(Rows from a figure dataset)
****************************************
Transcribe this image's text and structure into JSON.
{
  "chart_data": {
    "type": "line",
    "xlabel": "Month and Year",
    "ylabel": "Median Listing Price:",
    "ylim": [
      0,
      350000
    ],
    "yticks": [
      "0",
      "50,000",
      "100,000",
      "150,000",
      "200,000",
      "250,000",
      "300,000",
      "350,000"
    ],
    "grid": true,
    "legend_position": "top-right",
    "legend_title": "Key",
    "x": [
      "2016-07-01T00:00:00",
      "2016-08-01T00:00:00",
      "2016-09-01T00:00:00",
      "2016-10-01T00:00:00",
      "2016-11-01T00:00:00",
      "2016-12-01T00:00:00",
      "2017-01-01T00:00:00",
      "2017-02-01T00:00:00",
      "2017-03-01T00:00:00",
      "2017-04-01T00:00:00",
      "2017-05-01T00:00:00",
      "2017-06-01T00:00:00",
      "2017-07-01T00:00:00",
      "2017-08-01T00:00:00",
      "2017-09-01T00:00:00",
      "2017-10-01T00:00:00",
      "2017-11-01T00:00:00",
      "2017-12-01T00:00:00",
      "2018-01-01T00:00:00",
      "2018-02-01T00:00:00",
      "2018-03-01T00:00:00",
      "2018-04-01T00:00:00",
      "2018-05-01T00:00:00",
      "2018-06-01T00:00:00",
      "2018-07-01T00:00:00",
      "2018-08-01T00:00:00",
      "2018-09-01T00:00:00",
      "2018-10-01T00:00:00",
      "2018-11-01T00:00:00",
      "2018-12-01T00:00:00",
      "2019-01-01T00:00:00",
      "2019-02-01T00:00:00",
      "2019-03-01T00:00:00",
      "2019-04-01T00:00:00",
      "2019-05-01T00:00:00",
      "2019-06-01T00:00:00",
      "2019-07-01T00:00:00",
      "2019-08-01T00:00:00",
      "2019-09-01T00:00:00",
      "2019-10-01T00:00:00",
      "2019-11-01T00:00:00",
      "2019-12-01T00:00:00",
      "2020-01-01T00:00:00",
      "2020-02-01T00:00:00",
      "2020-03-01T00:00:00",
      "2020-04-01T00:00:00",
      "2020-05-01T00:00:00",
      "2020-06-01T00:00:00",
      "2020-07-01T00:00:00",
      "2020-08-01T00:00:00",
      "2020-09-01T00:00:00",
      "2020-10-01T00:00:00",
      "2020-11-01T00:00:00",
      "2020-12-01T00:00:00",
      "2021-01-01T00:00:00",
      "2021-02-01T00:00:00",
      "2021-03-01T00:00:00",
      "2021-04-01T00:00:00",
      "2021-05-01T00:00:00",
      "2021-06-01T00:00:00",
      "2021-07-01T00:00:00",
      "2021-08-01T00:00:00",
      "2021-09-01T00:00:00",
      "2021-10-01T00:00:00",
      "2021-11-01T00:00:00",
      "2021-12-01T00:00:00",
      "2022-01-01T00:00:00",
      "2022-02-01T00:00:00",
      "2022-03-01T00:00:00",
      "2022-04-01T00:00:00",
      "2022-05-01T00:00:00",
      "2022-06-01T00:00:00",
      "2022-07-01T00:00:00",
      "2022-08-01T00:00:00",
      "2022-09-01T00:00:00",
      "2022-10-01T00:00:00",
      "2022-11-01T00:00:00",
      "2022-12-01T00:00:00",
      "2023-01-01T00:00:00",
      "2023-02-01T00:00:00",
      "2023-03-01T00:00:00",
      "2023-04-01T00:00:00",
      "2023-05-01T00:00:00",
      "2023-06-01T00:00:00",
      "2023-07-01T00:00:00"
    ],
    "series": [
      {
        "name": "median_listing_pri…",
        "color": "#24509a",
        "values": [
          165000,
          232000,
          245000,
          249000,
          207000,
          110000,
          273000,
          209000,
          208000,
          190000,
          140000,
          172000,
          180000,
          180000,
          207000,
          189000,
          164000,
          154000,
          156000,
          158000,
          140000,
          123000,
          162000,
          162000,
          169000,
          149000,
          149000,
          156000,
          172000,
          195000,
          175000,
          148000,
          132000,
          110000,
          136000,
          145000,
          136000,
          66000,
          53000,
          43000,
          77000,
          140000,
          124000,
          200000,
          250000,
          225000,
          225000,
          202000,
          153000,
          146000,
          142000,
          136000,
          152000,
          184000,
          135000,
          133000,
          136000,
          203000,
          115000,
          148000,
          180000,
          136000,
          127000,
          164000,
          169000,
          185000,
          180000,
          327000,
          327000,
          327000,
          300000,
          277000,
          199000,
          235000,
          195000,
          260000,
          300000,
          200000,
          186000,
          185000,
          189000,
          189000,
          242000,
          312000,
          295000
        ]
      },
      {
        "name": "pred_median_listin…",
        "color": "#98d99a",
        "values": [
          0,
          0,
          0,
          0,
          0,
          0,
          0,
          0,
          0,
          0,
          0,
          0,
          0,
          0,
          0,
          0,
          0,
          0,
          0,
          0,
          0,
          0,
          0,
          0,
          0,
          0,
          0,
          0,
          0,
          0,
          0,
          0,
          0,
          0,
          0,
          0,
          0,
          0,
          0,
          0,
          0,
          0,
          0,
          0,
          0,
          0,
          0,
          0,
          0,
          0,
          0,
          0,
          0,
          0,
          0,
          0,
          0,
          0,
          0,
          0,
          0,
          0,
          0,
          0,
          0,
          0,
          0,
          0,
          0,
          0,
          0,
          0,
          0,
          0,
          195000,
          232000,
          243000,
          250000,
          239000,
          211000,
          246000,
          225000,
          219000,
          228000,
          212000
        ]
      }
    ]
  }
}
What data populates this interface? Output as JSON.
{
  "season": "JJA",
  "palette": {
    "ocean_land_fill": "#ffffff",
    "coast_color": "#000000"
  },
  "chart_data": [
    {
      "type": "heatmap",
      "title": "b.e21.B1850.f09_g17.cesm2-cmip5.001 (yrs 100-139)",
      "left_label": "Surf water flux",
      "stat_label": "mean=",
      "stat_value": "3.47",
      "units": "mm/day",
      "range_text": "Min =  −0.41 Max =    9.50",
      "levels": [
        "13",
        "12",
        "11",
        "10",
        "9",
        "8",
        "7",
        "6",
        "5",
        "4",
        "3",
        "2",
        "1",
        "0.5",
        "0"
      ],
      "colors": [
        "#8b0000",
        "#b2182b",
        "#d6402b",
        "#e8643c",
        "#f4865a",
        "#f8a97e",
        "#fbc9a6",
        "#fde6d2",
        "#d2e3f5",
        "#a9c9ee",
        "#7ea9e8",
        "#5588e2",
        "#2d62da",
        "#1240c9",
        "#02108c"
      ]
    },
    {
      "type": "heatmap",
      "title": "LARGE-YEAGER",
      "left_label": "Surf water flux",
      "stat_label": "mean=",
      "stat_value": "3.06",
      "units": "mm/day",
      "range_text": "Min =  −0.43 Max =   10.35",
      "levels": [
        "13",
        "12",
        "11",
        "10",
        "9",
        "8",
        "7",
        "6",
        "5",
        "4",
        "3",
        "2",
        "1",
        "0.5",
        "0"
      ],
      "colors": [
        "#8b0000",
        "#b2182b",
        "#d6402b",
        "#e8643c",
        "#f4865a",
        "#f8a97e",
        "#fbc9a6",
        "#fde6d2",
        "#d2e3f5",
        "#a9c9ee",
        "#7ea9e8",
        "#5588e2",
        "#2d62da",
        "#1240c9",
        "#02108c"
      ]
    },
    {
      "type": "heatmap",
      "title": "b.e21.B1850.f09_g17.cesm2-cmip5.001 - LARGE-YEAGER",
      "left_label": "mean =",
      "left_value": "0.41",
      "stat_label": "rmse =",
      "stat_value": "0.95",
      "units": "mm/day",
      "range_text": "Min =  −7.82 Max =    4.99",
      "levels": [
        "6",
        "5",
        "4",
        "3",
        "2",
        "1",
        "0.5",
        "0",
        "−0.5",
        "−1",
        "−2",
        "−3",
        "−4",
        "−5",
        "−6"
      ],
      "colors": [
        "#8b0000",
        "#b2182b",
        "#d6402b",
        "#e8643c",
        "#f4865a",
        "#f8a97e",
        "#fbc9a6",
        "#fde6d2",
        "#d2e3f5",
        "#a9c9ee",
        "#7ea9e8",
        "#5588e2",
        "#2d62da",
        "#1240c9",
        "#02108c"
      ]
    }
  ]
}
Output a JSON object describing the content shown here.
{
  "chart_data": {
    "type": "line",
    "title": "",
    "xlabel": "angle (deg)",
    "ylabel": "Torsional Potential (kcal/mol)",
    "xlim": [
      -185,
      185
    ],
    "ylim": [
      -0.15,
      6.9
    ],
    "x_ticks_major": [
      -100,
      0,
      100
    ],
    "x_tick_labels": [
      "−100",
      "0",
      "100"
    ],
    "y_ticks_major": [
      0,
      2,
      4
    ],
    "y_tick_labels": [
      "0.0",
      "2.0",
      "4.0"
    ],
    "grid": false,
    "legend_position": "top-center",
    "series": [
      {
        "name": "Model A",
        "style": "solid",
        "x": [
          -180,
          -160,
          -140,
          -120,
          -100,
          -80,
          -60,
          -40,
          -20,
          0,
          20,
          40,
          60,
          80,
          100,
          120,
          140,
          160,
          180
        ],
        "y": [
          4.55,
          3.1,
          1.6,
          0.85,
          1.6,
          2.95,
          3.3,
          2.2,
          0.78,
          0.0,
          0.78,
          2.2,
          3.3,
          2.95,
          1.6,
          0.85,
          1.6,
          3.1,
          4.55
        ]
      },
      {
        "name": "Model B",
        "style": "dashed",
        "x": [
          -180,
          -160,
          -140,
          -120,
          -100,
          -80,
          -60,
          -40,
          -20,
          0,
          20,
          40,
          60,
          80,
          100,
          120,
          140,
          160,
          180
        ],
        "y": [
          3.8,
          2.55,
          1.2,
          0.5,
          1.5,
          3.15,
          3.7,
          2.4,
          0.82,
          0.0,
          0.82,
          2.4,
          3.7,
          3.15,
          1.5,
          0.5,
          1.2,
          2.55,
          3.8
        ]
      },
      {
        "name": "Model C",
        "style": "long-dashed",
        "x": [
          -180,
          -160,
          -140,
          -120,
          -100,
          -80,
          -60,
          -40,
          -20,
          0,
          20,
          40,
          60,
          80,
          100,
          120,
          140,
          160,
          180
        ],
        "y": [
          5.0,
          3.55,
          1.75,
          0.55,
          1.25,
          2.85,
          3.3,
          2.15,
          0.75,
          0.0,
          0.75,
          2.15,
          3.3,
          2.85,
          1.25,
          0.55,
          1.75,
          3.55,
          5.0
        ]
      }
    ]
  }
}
****************************************
- REQUEST -
From the entries, copy out each line containing the word "this".

- FULL ANSWER -
Transcribe this image's text and structure into JSON.
What data populates this interface? Output as JSON.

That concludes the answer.